Stated problem →
Retype the material word for word.

Stored data entries →
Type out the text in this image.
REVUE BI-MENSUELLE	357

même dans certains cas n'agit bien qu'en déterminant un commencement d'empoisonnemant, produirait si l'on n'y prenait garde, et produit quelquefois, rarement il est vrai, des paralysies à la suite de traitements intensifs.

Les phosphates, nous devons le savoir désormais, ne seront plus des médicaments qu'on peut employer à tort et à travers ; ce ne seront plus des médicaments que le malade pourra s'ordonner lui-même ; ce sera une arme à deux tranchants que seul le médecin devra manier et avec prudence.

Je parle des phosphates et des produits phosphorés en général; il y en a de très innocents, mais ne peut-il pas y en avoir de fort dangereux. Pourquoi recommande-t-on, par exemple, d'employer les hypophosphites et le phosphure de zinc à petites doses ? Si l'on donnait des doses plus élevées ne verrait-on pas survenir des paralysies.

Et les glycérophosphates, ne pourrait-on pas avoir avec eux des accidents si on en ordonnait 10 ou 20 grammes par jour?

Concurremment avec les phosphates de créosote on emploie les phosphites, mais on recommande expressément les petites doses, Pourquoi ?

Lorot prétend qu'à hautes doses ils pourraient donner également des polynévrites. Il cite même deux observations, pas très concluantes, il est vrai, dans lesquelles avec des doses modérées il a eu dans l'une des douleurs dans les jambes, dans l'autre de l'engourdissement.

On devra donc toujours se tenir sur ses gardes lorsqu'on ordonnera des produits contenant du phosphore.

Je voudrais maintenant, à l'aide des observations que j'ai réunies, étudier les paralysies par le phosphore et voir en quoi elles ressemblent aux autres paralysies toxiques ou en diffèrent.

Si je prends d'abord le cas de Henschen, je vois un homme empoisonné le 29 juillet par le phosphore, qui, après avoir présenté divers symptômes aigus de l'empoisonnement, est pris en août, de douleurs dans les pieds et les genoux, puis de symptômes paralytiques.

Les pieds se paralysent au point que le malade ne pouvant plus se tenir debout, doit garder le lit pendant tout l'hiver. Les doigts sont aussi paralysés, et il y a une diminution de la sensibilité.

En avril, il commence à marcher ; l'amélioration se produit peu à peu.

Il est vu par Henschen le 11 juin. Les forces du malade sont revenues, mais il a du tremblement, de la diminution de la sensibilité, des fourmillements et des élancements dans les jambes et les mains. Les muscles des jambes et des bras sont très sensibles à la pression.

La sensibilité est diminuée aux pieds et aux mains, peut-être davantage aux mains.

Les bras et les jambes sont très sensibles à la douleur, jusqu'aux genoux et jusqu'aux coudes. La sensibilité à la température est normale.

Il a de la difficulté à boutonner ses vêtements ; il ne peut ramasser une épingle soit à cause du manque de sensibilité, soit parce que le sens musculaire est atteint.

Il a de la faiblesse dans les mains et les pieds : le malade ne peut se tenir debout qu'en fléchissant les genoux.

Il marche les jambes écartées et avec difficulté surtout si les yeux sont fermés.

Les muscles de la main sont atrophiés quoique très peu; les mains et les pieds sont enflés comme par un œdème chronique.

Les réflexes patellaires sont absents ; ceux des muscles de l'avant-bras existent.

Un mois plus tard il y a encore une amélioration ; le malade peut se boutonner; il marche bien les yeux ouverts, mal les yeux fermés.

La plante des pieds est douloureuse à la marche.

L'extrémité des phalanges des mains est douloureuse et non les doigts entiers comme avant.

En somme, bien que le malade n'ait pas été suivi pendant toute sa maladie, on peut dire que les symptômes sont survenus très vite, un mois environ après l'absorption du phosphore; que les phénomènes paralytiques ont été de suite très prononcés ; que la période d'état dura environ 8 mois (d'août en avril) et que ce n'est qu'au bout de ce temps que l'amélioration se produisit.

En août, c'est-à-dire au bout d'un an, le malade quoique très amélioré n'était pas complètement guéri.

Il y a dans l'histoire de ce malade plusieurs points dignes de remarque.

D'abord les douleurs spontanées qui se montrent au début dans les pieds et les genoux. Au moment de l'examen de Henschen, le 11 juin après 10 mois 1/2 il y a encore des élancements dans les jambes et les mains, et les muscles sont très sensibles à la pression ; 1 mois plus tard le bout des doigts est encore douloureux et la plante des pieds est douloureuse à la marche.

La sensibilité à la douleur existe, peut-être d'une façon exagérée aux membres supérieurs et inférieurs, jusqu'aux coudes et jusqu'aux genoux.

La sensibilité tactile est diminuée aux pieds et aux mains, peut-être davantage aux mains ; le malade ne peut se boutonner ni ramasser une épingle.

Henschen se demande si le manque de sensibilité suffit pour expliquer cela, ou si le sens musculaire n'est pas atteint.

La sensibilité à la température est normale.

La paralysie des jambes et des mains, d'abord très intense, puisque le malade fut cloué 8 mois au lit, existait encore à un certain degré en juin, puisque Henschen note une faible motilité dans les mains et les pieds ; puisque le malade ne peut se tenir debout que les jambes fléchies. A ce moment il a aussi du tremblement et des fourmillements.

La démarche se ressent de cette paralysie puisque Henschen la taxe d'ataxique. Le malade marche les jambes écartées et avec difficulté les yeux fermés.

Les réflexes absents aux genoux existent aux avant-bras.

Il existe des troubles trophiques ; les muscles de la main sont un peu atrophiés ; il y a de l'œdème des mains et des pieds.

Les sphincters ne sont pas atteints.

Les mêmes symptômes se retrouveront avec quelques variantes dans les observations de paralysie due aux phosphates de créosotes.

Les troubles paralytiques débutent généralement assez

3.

Solution to this problem →
Type out the text in this image.
REVUE BI-MENSUELLE	357

même dans certains cas n'agit bien qu'en déterminant un commencement d'empoisonnemant, produirait si l'on n'y prenait garde, et produit quelquefois, rarement il est vrai, des paralysies à la suite de traitements intensifs.

Les phosphates, nous devons le savoir désormais, ne seront plus des médicaments qu'on peut employer à tort et à travers ; ce ne seront plus des médicaments que le malade pourra s'ordonner lui-même ; ce sera une arme à deux tranchants que seul le médecin devra manier et avec prudence.

Je parle des phosphates et des produits phosphorés en général; il y en a de très innocents, mais ne peut-il pas y en avoir de fort dangereux. Pourquoi recommande-t-on, par exemple, d'employer les hypophosphites et le phosphure de zinc à petites doses ? Si l'on donnait des doses plus élevées ne verrait-on pas survenir des paralysies.

Et les glycérophosphates, ne pourrait-on pas avoir avec eux des accidents si on en ordonnait 10 ou 20 grammes par jour?

Concurremment avec les phosphates de créosote on emploie les phosphites, mais on recommande expressément les petites doses, Pourquoi ?

Lorot prétend qu'à hautes doses ils pourraient donner également des polynévrites. Il cite même deux observations, pas très concluantes, il est vrai, dans lesquelles avec des doses modérées il a eu dans l'une des douleurs dans les jambes, dans l'autre de l'engourdissement.

On devra donc toujours se tenir sur ses gardes lorsqu'on ordonnera des produits contenant du phosphore.

Je voudrais maintenant, à l'aide des observations que j'ai réunies, étudier les paralysies par le phosphore et voir en quoi elles ressemblent aux autres paralysies toxiques ou en diffèrent.

Si je prends d'abord le cas de Henschen, je vois un homme empoisonné le 29 juillet par le phosphore, qui, après avoir présenté divers symptômes aigus de l'empoisonnement, est pris en août, de douleurs dans les pieds et les genoux, puis de symptômes paralytiques.

Les pieds se paralysent au point que le malade ne pouvant plus se tenir debout, doit garder le lit pendant tout l'hiver. Les doigts sont aussi paralysés, et il y a une diminution de la sensibilité.

En avril, il commence à marcher ; l'amélioration se produit peu à peu.

Il est vu par Henschen le 11 juin. Les forces du malade sont revenues, mais il a du tremblement, de la diminution de la sensibilité, des fourmillements et des élancements dans les jambes et les mains. Les muscles des jambes et des bras sont très sensibles à la pression.

La sensibilité est diminuée aux pieds et aux mains, peut-être davantage aux mains.

Les bras et les jambes sont très sensibles à la douleur, jusqu'aux genoux et jusqu'aux coudes. La sensibilité à la température est normale.

Il a de la difficulté à boutonner ses vêtements ; il ne peut ramasser une épingle soit à cause du manque de sensibilité, soit parce que le sens musculaire est atteint.

Il a de la faiblesse dans les mains et les pieds : le malade ne peut se tenir debout qu'en fléchissant les genoux.

Il marche les jambes écartées et avec difficulté surtout si les yeux sont fermés.

Les muscles de la main sont atrophiés quoique très peu; les mains et les pieds sont enflés comme par un œdème chronique.

Les réflexes patellaires sont absents ; ceux des muscles de l'avant-bras existent.

Un mois plus tard il y a encore une amélioration ; le malade peut se boutonner; il marche bien les yeux ouverts, mal les yeux fermés.

La plante des pieds est douloureuse à la marche.

L'extrémité des phalanges des mains est douloureuse et non les doigts entiers comme avant.

En somme, bien que le malade n'ait pas été suivi pendant toute sa maladie, on peut dire que les symptômes sont survenus très vite, un mois environ après l'absorption du phosphore; que les phénomènes paralytiques ont été de suite très prononcés ; que la période d'état dura environ 8 mois (d'août en avril) et que ce n'est qu'au bout de ce temps que l'amélioration se produisit.

En août, c'est-à-dire au bout d'un an, le malade quoique très amélioré n'était pas complètement guéri.

Il y a dans l'histoire de ce malade plusieurs points dignes de remarque.

D'abord les douleurs spontanées qui se montrent au début dans les pieds et les genoux. Au moment de l'examen de Henschen, le 11 juin après 10 mois 1/2 il y a encore des élancements dans les jambes et les mains, et les muscles sont très sensibles à la pression ; 1 mois plus tard le bout des doigts est encore douloureux et la plante des pieds est douloureuse à la marche.

La sensibilité à la douleur existe, peut-être d'une façon exagérée aux membres supérieurs et inférieurs, jusqu'aux coudes et jusqu'aux genoux.

La sensibilité tactile est diminuée aux pieds et aux mains, peut-être davantage aux mains ; le malade ne peut se boutonner ni ramasser une épingle.

Henschen se demande si le manque de sensibilité suffit pour expliquer cela, ou si le sens musculaire n'est pas atteint.

La sensibilité à la température est normale.

La paralysie des jambes et des mains, d'abord très intense, puisque le malade fut cloué 8 mois au lit, existait encore à un certain degré en juin, puisque Henschen note une faible motilité dans les mains et les pieds ; puisque le malade ne peut se tenir debout que les jambes fléchies. A ce moment il a aussi du tremblement et des fourmillements.

La démarche se ressent de cette paralysie puisque Henschen la taxe d'ataxique. Le malade marche les jambes écartées et avec difficulté les yeux fermés.

Les réflexes absents aux genoux existent aux avant-bras.

Il existe des troubles trophiques ; les muscles de la main sont un peu atrophiés ; il y a de l'œdème des mains et des pieds.

Les sphincters ne sont pas atteints.

Les mêmes symptômes se retrouveront avec quelques variantes dans les observations de paralysie due aux phosphates de créosotes.

Les troubles paralytiques débutent généralement assez

3.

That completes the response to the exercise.